== Task to complete ==
Everything in the listing except the pictures should be written out exactly.

== Data entries ==

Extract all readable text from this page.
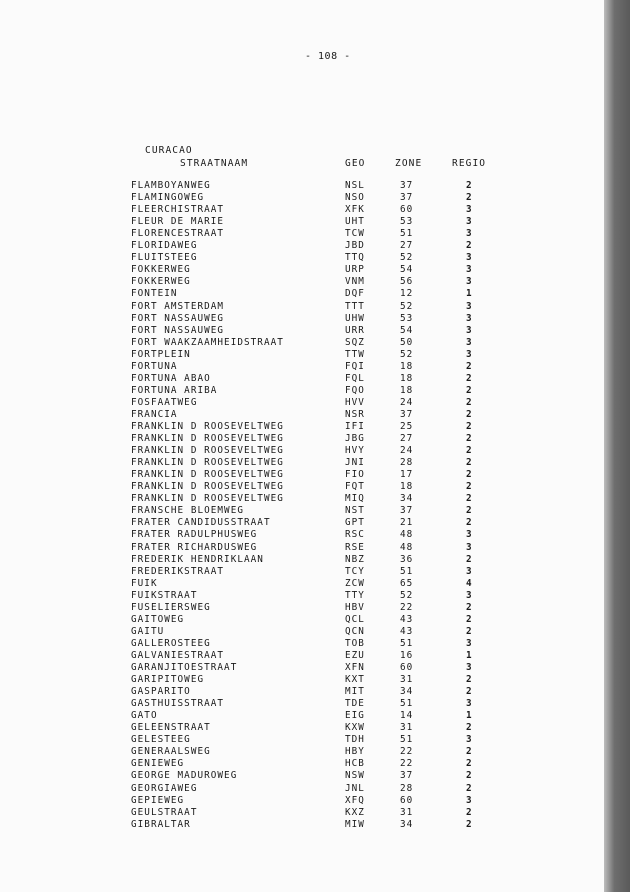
- 108 -
CURACAO
STRAATNAAM	GEO	ZONE	REGIO
FLAMBOYANWEG	NSL	37	2
FLAMINGOWEG	NSO	37	2
FLEERCHISTRAAT	XFK	60	3
FLEUR DE MARIE	UHT	53	3
FLORENCESTRAAT	TCW	51	3
FLORIDAWEG	JBD	27	2
FLUITSTEEG	TTQ	52	3
FOKKERWEG	URP	54	3
FOKKERWEG	VNM	56	3
FONTEIN	DQF	12	1
FORT AMSTERDAM	TTT	52	3
FORT NASSAUWEG	UHW	53	3
FORT NASSAUWEG	URR	54	3
FORT WAAKZAAMHEIDSTRAAT	SQZ	50	3
FORTPLEIN	TTW	52	3
FORTUNA	FQI	18	2
FORTUNA ABAO	FQL	18	2
FORTUNA ARIBA	FQO	18	2
FOSFAATWEG	HVV	24	2
FRANCIA	NSR	37	2
FRANKLIN D ROOSEVELTWEG	IFI	25	2
FRANKLIN D ROOSEVELTWEG	JBG	27	2
FRANKLIN D ROOSEVELTWEG	HVY	24	2
FRANKLIN D ROOSEVELTWEG	JNI	28	2
FRANKLIN D ROOSEVELTWEG	FIO	17	2
FRANKLIN D ROOSEVELTWEG	FQT	18	2
FRANKLIN D ROOSEVELTWEG	MIQ	34	2
FRANSCHE BLOEMWEG	NST	37	2
FRATER CANDIDUSSTRAAT	GPT	21	2
FRATER RADULPHUSWEG	RSC	48	3
FRATER RICHARDUSWEG	RSE	48	3
FREDERIK HENDRIKLAAN	NBZ	36	2
FREDERIKSTRAAT	TCY	51	3
FUIK	ZCW	65	4
FUIKSTRAAT	TTY	52	3
FUSELIERSWEG	HBV	22	2
GAITOWEG	QCL	43	2
GAITU	QCN	43	2
GALLEROSTEEG	TOB	51	3
GALVANIESTRAAT	EZU	16	1
GARANJITOESTRAAT	XFN	60	3
GARIPITOWEG	KXT	31	2
GASPARITO	MIT	34	2
GASTHUISSTRAAT	TDE	51	3
GATO	EIG	14	1
GELEENSTRAAT	KXW	31	2
GELESTEEG	TDH	51	3
GENERAALSWEG	HBY	22	2
GENIEWEG	HCB	22	2
GEORGE MADUROWEG	NSW	37	2
GEORGIAWEG	JNL	28	2
GEPIEWEG	XFQ	60	3
GEULSTRAAT	KXZ	31	2
GIBRALTAR	MIW	34	2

== Response to this task ==
Extract all readable text from this page.
- 108 -
CURACAO
STRAATNAAM	GEO	ZONE	REGIO
FLAMBOYANWEG	NSL	37	2
FLAMINGOWEG	NSO	37	2
FLEERCHISTRAAT	XFK	60	3
FLEUR DE MARIE	UHT	53	3
FLORENCESTRAAT	TCW	51	3
FLORIDAWEG	JBD	27	2
FLUITSTEEG	TTQ	52	3
FOKKERWEG	URP	54	3
FOKKERWEG	VNM	56	3
FONTEIN	DQF	12	1
FORT AMSTERDAM	TTT	52	3
FORT NASSAUWEG	UHW	53	3
FORT NASSAUWEG	URR	54	3
FORT WAAKZAAMHEIDSTRAAT	SQZ	50	3
FORTPLEIN	TTW	52	3
FORTUNA	FQI	18	2
FORTUNA ABAO	FQL	18	2
FORTUNA ARIBA	FQO	18	2
FOSFAATWEG	HVV	24	2
FRANCIA	NSR	37	2
FRANKLIN D ROOSEVELTWEG	IFI	25	2
FRANKLIN D ROOSEVELTWEG	JBG	27	2
FRANKLIN D ROOSEVELTWEG	HVY	24	2
FRANKLIN D ROOSEVELTWEG	JNI	28	2
FRANKLIN D ROOSEVELTWEG	FIO	17	2
FRANKLIN D ROOSEVELTWEG	FQT	18	2
FRANKLIN D ROOSEVELTWEG	MIQ	34	2
FRANSCHE BLOEMWEG	NST	37	2
FRATER CANDIDUSSTRAAT	GPT	21	2
FRATER RADULPHUSWEG	RSC	48	3
FRATER RICHARDUSWEG	RSE	48	3
FREDERIK HENDRIKLAAN	NBZ	36	2
FREDERIKSTRAAT	TCY	51	3
FUIK	ZCW	65	4
FUIKSTRAAT	TTY	52	3
FUSELIERSWEG	HBV	22	2
GAITOWEG	QCL	43	2
GAITU	QCN	43	2
GALLEROSTEEG	TOB	51	3
GALVANIESTRAAT	EZU	16	1
GARANJITOESTRAAT	XFN	60	3
GARIPITOWEG	KXT	31	2
GASPARITO	MIT	34	2
GASTHUISSTRAAT	TDE	51	3
GATO	EIG	14	1
GELEENSTRAAT	KXW	31	2
GELESTEEG	TDH	51	3
GENERAALSWEG	HBY	22	2
GENIEWEG	HCB	22	2
GEORGE MADUROWEG	NSW	37	2
GEORGIAWEG	JNL	28	2
GEPIEWEG	XFQ	60	3
GEULSTRAAT	KXZ	31	2
GIBRALTAR	MIW	34	2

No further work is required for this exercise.